EXERCISE DIRECTIONS
Gather all lines in the entries below that include the word "content".

Start of DATA LINES

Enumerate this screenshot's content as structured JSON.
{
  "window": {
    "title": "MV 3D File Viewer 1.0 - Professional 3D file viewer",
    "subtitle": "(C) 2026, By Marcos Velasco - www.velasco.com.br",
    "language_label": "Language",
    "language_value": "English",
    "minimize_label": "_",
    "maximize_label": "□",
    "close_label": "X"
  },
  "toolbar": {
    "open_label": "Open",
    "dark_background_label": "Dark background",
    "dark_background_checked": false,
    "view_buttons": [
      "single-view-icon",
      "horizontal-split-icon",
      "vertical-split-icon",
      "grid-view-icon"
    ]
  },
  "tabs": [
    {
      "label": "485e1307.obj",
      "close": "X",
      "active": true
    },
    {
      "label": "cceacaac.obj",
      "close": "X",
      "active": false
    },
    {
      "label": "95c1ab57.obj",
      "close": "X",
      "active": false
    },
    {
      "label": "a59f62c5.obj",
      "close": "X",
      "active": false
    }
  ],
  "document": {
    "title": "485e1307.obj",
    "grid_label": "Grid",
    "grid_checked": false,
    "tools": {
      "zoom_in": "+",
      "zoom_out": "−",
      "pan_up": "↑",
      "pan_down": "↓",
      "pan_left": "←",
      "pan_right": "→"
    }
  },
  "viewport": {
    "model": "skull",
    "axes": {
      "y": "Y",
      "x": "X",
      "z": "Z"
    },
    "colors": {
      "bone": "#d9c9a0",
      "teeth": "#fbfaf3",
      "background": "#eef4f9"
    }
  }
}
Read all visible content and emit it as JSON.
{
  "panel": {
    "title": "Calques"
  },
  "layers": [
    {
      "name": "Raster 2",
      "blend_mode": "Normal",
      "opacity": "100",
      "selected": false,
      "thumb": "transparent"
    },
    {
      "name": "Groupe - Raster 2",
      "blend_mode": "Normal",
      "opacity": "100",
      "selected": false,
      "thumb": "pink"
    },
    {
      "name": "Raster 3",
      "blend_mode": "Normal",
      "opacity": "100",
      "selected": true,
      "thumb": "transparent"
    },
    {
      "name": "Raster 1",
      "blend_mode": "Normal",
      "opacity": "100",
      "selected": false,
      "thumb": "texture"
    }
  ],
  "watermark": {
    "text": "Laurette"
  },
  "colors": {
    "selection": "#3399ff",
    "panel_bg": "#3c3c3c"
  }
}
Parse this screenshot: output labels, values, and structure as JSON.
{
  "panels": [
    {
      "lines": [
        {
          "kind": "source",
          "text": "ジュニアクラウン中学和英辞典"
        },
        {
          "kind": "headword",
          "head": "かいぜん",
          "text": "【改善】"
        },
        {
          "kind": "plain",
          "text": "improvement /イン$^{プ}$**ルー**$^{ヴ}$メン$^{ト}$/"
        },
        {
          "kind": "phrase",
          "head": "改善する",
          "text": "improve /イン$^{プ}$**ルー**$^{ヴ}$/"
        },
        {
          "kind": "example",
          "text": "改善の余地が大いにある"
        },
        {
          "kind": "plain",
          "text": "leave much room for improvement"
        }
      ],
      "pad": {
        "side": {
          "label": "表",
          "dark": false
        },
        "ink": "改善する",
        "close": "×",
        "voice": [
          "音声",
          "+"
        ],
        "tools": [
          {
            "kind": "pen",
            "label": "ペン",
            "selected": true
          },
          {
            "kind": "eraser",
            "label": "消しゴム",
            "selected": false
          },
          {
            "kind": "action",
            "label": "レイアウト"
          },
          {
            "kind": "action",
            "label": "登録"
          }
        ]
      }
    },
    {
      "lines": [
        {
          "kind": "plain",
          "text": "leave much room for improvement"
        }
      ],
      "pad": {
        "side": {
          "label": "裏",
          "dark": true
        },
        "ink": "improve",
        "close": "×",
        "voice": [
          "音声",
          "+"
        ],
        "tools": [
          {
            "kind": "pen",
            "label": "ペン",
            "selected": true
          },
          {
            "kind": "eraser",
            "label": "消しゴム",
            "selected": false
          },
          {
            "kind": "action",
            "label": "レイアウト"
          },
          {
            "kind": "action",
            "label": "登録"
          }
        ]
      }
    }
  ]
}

End of DATA LINES

TASK ANSWER
Enumerate this screenshot's content as structured JSON.
Read all visible content and emit it as JSON.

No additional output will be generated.